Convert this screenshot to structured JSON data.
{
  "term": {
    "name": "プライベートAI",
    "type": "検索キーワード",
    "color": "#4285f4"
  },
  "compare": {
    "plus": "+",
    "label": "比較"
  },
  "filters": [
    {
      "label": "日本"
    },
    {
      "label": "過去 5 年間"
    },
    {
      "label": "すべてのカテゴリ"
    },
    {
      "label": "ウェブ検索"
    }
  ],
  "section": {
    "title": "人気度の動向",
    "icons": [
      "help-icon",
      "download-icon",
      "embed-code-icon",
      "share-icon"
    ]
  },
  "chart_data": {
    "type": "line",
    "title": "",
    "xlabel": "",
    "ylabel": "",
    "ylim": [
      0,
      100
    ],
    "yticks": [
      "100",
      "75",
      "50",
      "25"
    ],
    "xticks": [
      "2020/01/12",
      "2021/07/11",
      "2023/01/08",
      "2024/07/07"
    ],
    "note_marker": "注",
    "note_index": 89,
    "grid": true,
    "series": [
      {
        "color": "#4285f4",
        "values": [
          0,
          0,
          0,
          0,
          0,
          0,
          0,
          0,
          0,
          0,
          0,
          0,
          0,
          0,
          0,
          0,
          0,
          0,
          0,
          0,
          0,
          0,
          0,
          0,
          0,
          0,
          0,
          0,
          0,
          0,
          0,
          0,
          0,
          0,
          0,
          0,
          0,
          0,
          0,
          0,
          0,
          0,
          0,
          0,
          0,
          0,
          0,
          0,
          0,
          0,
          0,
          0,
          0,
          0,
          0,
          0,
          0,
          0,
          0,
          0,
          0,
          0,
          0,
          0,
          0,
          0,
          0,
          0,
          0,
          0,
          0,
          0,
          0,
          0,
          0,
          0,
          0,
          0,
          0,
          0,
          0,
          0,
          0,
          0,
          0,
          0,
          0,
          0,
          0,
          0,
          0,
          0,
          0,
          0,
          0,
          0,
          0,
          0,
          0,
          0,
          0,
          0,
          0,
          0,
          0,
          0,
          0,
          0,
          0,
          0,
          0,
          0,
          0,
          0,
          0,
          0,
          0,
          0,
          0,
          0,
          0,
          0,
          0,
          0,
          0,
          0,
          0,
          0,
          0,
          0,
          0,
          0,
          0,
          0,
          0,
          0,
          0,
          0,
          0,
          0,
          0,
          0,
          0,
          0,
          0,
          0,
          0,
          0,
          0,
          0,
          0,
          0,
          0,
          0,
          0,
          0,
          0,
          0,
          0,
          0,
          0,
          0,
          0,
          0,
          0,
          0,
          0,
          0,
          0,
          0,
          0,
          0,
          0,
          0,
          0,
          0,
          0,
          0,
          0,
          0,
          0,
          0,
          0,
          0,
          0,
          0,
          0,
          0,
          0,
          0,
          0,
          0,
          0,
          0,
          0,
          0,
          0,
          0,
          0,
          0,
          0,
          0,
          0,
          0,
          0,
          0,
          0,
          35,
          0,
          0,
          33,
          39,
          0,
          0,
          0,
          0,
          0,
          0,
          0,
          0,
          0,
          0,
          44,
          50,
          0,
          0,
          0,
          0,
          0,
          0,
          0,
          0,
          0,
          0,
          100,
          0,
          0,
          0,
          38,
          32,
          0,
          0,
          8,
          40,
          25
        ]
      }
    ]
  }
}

----

[Exercise]:
Extract each line of the listing above, copying it word for word.

[Result of this task]:
Convert this screenshot to structured JSON data.
{
  "term": {
    "name": "プライベートAI",
    "type": "検索キーワード",
    "color": "#4285f4"
  },
  "compare": {
    "plus": "+",
    "label": "比較"
  },
  "filters": [
    {
      "label": "日本"
    },
    {
      "label": "過去 5 年間"
    },
    {
      "label": "すべてのカテゴリ"
    },
    {
      "label": "ウェブ検索"
    }
  ],
  "section": {
    "title": "人気度の動向",
    "icons": [
      "help-icon",
      "download-icon",
      "embed-code-icon",
      "share-icon"
    ]
  },
  "chart_data": {
    "type": "line",
    "title": "",
    "xlabel": "",
    "ylabel": "",
    "ylim": [
      0,
      100
    ],
    "yticks": [
      "100",
      "75",
      "50",
      "25"
    ],
    "xticks": [
      "2020/01/12",
      "2021/07/11",
      "2023/01/08",
      "2024/07/07"
    ],
    "note_marker": "注",
    "note_index": 89,
    "grid": true,
    "series": [
      {
        "color": "#4285f4",
        "values": [
          0,
          0,
          0,
          0,
          0,
          0,
          0,
          0,
          0,
          0,
          0,
          0,
          0,
          0,
          0,
          0,
          0,
          0,
          0,
          0,
          0,
          0,
          0,
          0,
          0,
          0,
          0,
          0,
          0,
          0,
          0,
          0,
          0,
          0,
          0,
          0,
          0,
          0,
          0,
          0,
          0,
          0,
          0,
          0,
          0,
          0,
          0,
          0,
          0,
          0,
          0,
          0,
          0,
          0,
          0,
          0,
          0,
          0,
          0,
          0,
          0,
          0,
          0,
          0,
          0,
          0,
          0,
          0,
          0,
          0,
          0,
          0,
          0,
          0,
          0,
          0,
          0,
          0,
          0,
          0,
          0,
          0,
          0,
          0,
          0,
          0,
          0,
          0,
          0,
          0,
          0,
          0,
          0,
          0,
          0,
          0,
          0,
          0,
          0,
          0,
          0,
          0,
          0,
          0,
          0,
          0,
          0,
          0,
          0,
          0,
          0,
          0,
          0,
          0,
          0,
          0,
          0,
          0,
          0,
          0,
          0,
          0,
          0,
          0,
          0,
          0,
          0,
          0,
          0,
          0,
          0,
          0,
          0,
          0,
          0,
          0,
          0,
          0,
          0,
          0,
          0,
          0,
          0,
          0,
          0,
          0,
          0,
          0,
          0,
          0,
          0,
          0,
          0,
          0,
          0,
          0,
          0,
          0,
          0,
          0,
          0,
          0,
          0,
          0,
          0,
          0,
          0,
          0,
          0,
          0,
          0,
          0,
          0,
          0,
          0,
          0,
          0,
          0,
          0,
          0,
          0,
          0,
          0,
          0,
          0,
          0,
          0,
          0,
          0,
          0,
          0,
          0,
          0,
          0,
          0,
          0,
          0,
          0,
          0,
          0,
          0,
          0,
          0,
          0,
          0,
          0,
          0,
          35,
          0,
          0,
          33,
          39,
          0,
          0,
          0,
          0,
          0,
          0,
          0,
          0,
          0,
          0,
          44,
          50,
          0,
          0,
          0,
          0,
          0,
          0,
          0,
          0,
          0,
          0,
          100,
          0,
          0,
          0,
          38,
          32,
          0,
          0,
          8,
          40,
          25
        ]
      }
    ]
  }
}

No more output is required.